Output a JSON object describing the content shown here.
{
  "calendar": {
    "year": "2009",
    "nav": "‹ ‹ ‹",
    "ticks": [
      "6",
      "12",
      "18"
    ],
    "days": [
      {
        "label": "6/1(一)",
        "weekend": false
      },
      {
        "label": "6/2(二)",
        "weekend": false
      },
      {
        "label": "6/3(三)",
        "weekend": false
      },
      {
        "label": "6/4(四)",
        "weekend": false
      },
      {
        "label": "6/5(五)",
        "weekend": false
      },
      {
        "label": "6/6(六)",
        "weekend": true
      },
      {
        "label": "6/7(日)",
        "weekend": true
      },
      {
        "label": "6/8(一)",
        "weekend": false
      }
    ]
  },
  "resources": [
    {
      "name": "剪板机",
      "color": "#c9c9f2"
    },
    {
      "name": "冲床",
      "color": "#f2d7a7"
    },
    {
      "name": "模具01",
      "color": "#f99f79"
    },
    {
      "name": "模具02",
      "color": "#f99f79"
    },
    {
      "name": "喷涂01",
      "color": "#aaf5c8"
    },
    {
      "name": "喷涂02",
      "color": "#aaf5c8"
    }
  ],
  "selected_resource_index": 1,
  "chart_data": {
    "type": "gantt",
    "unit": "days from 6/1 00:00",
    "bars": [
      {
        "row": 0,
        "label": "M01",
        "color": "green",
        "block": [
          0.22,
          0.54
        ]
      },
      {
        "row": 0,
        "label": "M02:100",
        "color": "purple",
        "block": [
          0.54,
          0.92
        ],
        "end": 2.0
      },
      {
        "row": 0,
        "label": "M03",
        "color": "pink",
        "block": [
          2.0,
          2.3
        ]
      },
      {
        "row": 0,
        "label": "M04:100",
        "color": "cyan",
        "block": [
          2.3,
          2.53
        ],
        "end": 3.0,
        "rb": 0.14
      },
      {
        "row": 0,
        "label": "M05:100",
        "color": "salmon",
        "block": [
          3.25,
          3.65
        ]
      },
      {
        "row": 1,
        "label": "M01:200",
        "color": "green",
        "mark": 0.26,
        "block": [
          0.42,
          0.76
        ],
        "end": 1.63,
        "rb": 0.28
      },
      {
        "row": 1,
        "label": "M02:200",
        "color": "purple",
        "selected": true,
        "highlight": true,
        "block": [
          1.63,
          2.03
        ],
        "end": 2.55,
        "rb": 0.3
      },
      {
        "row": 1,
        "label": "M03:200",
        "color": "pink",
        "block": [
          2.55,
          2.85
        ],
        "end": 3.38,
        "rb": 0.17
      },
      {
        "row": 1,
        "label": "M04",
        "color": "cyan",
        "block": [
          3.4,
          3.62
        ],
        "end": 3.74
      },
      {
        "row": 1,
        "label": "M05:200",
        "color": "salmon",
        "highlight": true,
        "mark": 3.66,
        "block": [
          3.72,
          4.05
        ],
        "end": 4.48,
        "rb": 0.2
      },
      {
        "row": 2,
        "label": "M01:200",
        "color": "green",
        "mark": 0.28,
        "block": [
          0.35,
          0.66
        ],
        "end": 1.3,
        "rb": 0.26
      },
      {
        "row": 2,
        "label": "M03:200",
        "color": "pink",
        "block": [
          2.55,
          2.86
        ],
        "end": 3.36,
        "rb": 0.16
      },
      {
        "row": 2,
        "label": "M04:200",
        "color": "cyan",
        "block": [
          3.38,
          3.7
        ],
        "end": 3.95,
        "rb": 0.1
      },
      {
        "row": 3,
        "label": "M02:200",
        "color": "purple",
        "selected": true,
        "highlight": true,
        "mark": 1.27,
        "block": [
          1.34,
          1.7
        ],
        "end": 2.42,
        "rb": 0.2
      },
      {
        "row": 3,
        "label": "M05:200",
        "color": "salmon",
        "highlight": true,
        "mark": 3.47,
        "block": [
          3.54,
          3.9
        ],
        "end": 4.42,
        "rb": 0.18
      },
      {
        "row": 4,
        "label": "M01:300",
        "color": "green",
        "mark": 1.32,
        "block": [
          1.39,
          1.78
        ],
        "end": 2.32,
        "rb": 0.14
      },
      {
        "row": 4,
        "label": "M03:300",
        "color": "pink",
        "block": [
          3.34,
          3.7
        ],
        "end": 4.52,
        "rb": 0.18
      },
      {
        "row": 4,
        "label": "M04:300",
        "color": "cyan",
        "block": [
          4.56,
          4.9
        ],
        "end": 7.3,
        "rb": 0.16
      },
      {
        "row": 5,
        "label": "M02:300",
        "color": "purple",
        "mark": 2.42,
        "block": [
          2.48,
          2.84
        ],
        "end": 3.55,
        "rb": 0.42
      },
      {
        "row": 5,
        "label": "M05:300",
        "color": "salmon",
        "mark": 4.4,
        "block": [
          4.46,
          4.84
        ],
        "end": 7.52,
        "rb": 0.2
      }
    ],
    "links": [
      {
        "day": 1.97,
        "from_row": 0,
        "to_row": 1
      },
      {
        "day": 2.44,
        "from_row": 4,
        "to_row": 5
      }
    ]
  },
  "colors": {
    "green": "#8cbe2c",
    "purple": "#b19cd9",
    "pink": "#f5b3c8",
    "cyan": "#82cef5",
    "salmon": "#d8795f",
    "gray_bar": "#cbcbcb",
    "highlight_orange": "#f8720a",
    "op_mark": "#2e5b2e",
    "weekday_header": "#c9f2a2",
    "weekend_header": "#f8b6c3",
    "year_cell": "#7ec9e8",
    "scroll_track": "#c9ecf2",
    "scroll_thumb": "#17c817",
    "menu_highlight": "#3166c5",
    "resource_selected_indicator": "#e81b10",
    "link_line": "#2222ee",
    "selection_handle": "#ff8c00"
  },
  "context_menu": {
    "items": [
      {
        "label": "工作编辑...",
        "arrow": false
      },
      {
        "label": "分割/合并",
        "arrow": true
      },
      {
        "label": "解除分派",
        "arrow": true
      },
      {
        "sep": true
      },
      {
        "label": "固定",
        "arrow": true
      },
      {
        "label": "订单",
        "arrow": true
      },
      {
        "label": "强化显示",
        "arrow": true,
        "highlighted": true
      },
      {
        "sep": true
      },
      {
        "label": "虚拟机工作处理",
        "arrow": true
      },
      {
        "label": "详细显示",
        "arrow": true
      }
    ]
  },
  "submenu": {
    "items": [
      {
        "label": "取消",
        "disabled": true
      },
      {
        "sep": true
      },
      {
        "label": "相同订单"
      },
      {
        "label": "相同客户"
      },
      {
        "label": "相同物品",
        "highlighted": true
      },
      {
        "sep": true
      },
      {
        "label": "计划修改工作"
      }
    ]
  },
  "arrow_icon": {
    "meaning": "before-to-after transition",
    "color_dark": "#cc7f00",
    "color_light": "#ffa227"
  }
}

==

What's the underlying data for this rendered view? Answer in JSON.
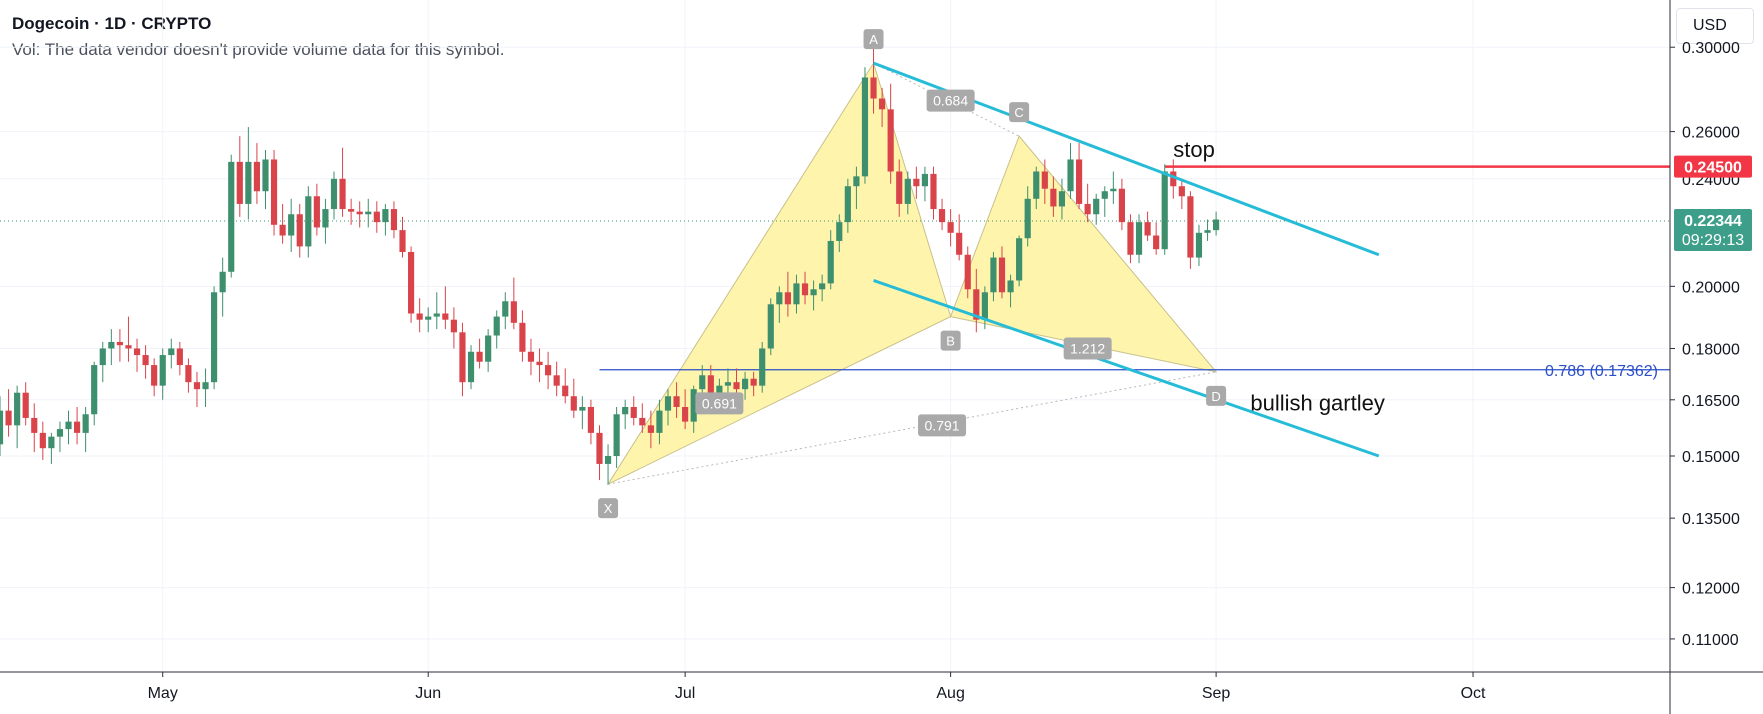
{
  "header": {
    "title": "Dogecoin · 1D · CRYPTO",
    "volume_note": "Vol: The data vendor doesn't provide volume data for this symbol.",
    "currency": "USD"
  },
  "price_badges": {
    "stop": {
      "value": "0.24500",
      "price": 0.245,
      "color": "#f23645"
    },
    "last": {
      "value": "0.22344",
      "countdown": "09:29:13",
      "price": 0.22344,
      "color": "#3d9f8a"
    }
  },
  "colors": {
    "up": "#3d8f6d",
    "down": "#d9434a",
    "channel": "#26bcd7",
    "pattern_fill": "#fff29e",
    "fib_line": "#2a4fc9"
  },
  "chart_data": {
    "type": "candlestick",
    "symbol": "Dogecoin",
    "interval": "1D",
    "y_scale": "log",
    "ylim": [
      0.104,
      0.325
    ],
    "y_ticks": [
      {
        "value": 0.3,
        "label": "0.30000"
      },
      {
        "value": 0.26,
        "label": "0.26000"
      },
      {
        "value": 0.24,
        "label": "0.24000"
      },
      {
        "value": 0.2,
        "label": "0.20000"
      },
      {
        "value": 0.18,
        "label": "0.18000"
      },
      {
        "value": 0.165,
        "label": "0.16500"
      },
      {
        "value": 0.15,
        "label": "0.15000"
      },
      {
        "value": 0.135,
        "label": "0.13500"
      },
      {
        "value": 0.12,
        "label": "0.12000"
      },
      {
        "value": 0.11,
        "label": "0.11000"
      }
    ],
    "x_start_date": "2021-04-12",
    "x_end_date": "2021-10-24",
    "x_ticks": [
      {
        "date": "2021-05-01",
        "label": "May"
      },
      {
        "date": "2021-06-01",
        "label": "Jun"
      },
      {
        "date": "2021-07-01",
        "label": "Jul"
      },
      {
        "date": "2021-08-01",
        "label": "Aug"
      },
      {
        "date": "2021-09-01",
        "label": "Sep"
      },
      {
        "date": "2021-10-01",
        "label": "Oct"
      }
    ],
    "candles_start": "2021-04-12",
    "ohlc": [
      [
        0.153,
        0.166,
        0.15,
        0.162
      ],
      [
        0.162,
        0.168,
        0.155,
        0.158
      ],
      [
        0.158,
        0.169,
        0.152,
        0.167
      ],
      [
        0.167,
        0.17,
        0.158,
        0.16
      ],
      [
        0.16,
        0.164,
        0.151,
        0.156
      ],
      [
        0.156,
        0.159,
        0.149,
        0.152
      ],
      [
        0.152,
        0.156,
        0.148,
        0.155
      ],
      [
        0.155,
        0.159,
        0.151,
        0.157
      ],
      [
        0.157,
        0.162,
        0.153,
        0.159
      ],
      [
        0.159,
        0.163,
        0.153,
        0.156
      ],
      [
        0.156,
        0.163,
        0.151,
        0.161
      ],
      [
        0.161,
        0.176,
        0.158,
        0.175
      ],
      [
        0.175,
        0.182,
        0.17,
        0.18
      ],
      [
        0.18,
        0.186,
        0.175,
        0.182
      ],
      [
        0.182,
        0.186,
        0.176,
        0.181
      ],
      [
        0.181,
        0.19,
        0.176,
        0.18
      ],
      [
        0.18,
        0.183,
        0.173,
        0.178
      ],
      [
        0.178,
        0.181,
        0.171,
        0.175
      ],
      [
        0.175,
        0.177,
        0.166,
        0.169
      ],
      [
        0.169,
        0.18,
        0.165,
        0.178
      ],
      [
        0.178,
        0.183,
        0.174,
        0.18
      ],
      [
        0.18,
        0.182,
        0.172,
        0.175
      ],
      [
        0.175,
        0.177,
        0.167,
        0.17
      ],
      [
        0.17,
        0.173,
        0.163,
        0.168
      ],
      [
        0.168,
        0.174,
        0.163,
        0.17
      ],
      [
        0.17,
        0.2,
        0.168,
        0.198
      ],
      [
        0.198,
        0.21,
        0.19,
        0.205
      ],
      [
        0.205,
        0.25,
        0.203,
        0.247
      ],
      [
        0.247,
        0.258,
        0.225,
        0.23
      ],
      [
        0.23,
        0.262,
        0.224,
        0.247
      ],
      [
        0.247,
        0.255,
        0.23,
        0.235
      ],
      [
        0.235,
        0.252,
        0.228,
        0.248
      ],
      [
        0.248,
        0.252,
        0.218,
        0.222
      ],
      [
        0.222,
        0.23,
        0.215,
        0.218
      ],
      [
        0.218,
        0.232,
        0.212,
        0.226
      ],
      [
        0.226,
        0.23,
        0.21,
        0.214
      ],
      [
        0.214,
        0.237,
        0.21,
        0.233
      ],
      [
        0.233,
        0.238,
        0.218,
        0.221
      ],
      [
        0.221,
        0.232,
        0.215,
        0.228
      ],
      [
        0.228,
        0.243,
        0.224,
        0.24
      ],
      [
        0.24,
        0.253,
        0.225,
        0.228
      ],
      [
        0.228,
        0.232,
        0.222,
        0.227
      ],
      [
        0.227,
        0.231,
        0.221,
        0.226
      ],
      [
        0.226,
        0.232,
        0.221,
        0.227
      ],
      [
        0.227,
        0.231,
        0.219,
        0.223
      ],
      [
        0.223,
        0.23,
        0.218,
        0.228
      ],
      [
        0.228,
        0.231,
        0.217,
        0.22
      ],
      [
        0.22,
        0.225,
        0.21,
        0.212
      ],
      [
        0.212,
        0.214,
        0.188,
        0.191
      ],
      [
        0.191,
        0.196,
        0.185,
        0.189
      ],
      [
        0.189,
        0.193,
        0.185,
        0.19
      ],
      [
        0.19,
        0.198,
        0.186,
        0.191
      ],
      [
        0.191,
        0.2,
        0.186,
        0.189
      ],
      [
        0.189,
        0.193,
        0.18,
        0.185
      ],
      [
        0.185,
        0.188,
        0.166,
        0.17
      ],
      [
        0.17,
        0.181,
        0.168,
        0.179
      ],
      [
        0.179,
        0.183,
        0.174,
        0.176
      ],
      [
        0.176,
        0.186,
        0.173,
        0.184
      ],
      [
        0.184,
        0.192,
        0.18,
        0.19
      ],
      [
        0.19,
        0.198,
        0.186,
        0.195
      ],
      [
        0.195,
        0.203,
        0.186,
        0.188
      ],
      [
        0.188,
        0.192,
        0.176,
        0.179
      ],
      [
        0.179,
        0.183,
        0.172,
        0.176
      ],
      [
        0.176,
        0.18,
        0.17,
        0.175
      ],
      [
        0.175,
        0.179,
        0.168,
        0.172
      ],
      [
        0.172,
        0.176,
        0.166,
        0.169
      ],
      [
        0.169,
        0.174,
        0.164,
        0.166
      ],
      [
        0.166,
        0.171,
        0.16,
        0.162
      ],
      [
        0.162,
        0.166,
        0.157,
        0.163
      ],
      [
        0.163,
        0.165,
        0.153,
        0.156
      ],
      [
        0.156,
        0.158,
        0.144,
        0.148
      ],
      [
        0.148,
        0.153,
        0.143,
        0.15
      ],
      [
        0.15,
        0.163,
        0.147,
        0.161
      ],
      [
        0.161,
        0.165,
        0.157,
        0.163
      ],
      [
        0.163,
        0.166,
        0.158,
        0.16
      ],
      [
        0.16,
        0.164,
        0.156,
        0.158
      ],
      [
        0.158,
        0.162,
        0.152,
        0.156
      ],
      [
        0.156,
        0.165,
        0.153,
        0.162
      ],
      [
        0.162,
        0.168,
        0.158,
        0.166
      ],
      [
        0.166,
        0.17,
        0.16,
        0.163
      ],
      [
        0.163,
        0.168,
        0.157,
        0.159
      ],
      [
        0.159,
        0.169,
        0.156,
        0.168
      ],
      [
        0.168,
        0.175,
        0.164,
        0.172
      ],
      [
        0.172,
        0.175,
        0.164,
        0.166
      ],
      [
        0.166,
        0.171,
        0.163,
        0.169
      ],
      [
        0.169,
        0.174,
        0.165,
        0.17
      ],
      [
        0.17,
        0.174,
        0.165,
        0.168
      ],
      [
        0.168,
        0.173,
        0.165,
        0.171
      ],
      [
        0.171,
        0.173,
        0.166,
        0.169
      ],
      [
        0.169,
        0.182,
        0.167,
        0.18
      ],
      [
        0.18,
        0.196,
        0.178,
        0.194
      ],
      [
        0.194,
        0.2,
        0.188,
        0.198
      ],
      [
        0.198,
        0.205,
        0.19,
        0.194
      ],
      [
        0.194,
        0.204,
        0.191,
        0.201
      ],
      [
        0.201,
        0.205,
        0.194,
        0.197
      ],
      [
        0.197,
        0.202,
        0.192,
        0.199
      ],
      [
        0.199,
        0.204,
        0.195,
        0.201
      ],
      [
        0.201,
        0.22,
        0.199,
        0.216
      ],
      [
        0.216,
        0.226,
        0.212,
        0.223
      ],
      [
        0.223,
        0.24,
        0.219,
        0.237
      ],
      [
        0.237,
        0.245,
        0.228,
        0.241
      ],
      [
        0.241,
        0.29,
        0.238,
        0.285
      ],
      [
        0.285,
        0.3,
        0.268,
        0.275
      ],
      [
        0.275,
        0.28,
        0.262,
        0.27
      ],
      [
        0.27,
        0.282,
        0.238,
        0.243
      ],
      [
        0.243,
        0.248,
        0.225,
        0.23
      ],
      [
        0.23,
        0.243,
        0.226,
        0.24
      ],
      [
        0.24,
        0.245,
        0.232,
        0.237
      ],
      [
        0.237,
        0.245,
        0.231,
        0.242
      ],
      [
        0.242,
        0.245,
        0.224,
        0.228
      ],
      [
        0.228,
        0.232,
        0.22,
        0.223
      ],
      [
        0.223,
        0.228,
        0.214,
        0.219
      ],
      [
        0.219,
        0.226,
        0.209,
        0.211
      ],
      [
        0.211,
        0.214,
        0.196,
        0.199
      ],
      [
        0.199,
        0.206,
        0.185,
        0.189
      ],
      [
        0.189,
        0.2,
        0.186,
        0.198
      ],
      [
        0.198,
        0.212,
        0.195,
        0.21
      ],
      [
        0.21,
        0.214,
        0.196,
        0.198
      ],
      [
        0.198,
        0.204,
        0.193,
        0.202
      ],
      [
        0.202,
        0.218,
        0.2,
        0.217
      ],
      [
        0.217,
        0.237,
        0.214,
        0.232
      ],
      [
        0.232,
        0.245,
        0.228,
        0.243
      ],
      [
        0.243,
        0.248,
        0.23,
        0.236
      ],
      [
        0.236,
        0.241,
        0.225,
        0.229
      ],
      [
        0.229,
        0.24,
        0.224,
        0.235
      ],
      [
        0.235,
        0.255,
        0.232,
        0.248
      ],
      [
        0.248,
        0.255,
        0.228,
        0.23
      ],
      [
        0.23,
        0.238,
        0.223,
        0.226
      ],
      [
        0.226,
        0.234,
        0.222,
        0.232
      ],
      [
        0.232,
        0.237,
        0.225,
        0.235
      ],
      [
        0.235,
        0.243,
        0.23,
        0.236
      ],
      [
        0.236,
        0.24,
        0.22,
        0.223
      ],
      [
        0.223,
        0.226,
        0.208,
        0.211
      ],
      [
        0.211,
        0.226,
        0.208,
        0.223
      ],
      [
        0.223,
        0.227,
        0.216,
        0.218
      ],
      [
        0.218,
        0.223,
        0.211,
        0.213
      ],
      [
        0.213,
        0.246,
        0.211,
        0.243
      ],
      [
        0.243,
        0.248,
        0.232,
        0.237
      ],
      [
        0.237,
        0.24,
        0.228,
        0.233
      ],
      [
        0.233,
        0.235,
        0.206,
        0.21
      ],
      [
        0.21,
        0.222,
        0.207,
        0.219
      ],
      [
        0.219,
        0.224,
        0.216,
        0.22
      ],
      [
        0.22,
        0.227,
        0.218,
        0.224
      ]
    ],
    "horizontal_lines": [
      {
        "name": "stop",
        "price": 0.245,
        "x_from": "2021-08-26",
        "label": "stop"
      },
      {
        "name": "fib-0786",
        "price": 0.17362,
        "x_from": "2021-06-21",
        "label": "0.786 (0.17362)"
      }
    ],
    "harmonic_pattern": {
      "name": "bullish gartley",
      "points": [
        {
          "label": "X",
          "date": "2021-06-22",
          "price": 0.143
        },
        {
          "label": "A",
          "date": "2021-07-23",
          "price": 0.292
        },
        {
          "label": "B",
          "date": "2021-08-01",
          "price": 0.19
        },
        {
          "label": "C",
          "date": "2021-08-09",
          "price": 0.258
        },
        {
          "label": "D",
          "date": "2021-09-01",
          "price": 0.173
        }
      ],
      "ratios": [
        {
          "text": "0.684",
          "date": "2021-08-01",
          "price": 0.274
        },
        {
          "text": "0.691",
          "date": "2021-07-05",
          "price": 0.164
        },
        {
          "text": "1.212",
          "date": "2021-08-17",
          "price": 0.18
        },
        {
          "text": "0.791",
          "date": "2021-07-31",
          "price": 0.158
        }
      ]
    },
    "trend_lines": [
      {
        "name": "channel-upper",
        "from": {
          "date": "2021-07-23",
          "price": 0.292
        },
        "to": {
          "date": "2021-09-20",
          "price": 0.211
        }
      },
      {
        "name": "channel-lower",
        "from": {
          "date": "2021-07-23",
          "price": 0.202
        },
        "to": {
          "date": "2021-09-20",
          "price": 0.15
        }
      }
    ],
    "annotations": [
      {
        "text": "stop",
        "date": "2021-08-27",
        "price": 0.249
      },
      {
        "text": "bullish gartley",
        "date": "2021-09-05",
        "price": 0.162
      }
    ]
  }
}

### TASK OBJECTIVE
Find each line with the string "bullish" and copy it out.

### THE REPLY
      "name": "bullish gartley",
        "text": "bullish gartley",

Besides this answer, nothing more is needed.